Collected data
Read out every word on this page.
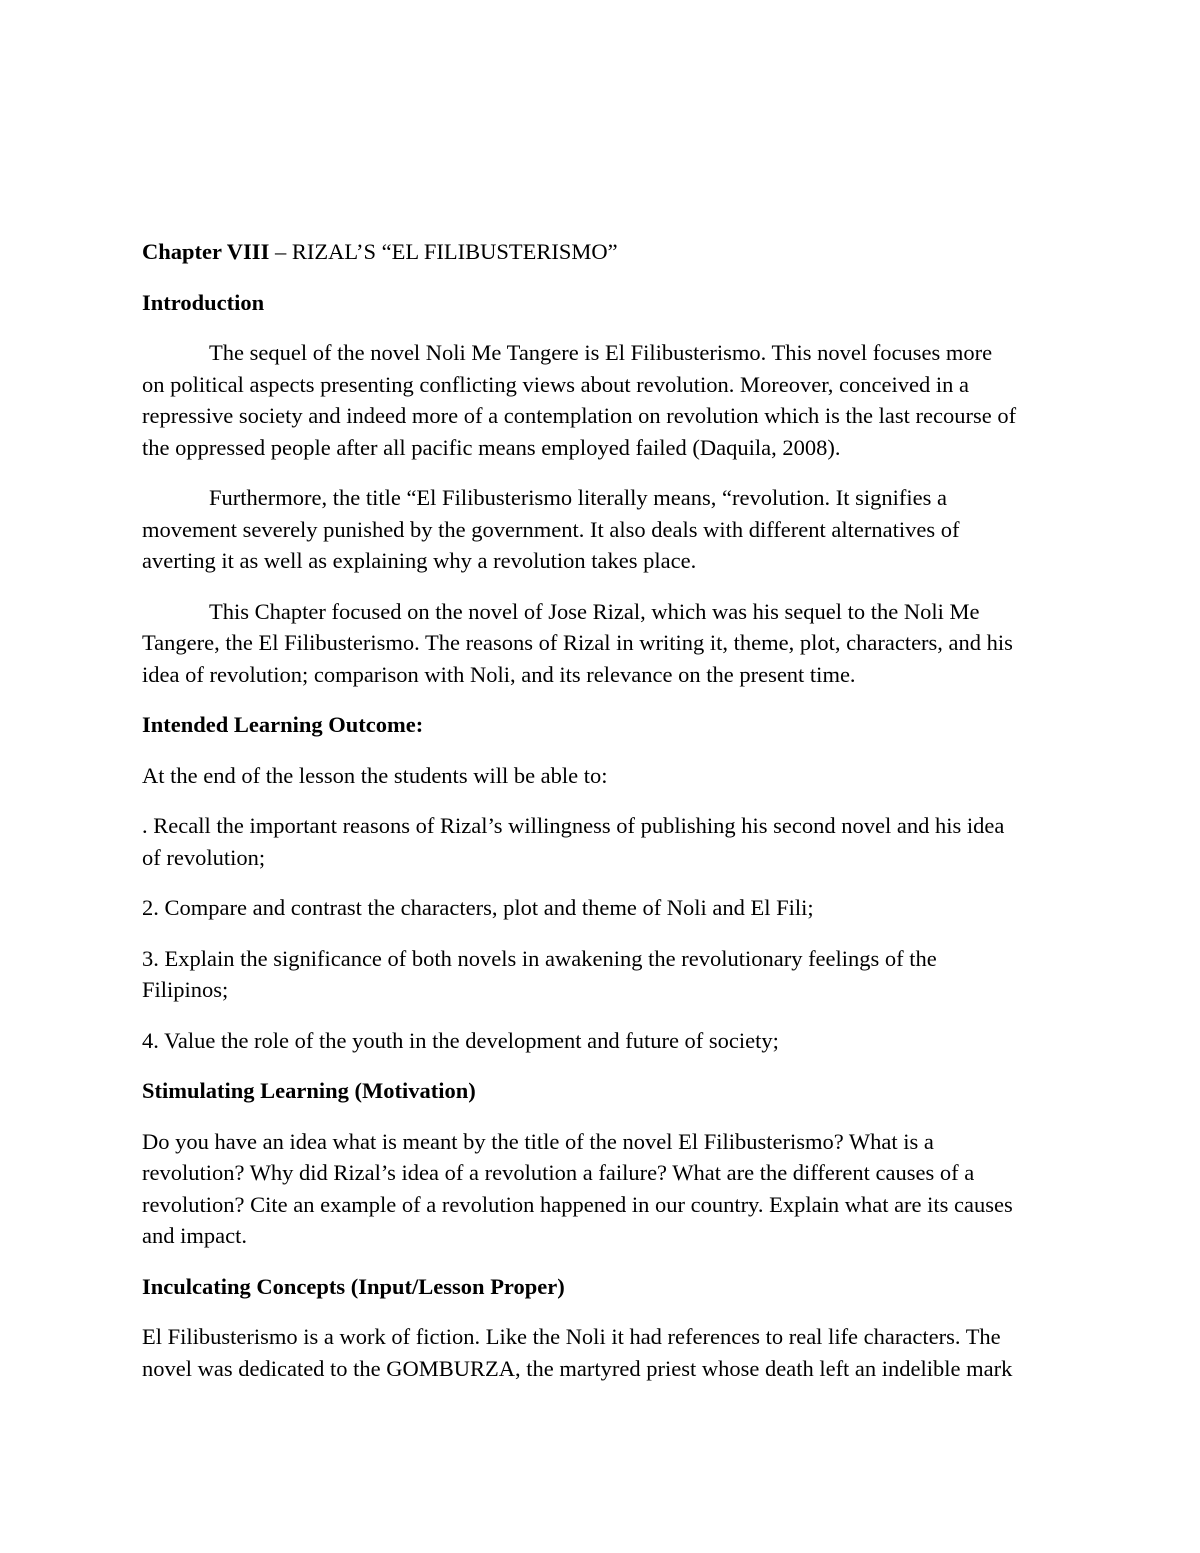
Chapter VIII – RIZAL’S “EL FILIBUSTERISMO”
Introduction
The sequel of the novel Noli Me Tangere is El Filibusterismo. This novel focuses more
on political aspects presenting conflicting views about revolution. Moreover, conceived in a
repressive society and indeed more of a contemplation on revolution which is the last recourse of
the oppressed people after all pacific means employed failed (Daquila, 2008).
Furthermore, the title “El Filibusterismo literally means, “revolution. It signifies a
movement severely punished by the government. It also deals with different alternatives of
averting it as well as explaining why a revolution takes place.
This Chapter focused on the novel of Jose Rizal, which was his sequel to the Noli Me
Tangere, the El Filibusterismo. The reasons of Rizal in writing it, theme, plot, characters, and his
idea of revolution; comparison with Noli, and its relevance on the present time.
Intended Learning Outcome:
At the end of the lesson the students will be able to:
. Recall the important reasons of Rizal’s willingness of publishing his second novel and his idea
of revolution;
2. Compare and contrast the characters, plot and theme of Noli and El Fili;
3. Explain the significance of both novels in awakening the revolutionary feelings of the
Filipinos;
4. Value the role of the youth in the development and future of society;
Stimulating Learning (Motivation)
Do you have an idea what is meant by the title of the novel El Filibusterismo? What is a
revolution? Why did Rizal’s idea of a revolution a failure? What are the different causes of a
revolution? Cite an example of a revolution happened in our country. Explain what are its causes
and impact.
Inculcating Concepts (Input/Lesson Proper)
El Filibusterismo is a work of fiction. Like the Noli it had references to real life characters. The
novel was dedicated to the GOMBURZA, the martyred priest whose death left an indelible mark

What is asked -
Show each line holding the word "Noli".

Solution to the problem -
The sequel of the novel Noli Me Tangere is El Filibusterismo. This novel focuses more
This Chapter focused on the novel of Jose Rizal, which was his sequel to the Noli Me
idea of revolution; comparison with Noli, and its relevance on the present time.
2. Compare and contrast the characters, plot and theme of Noli and El Fili;
El Filibusterismo is a work of fiction. Like the Noli it had references to real life characters. The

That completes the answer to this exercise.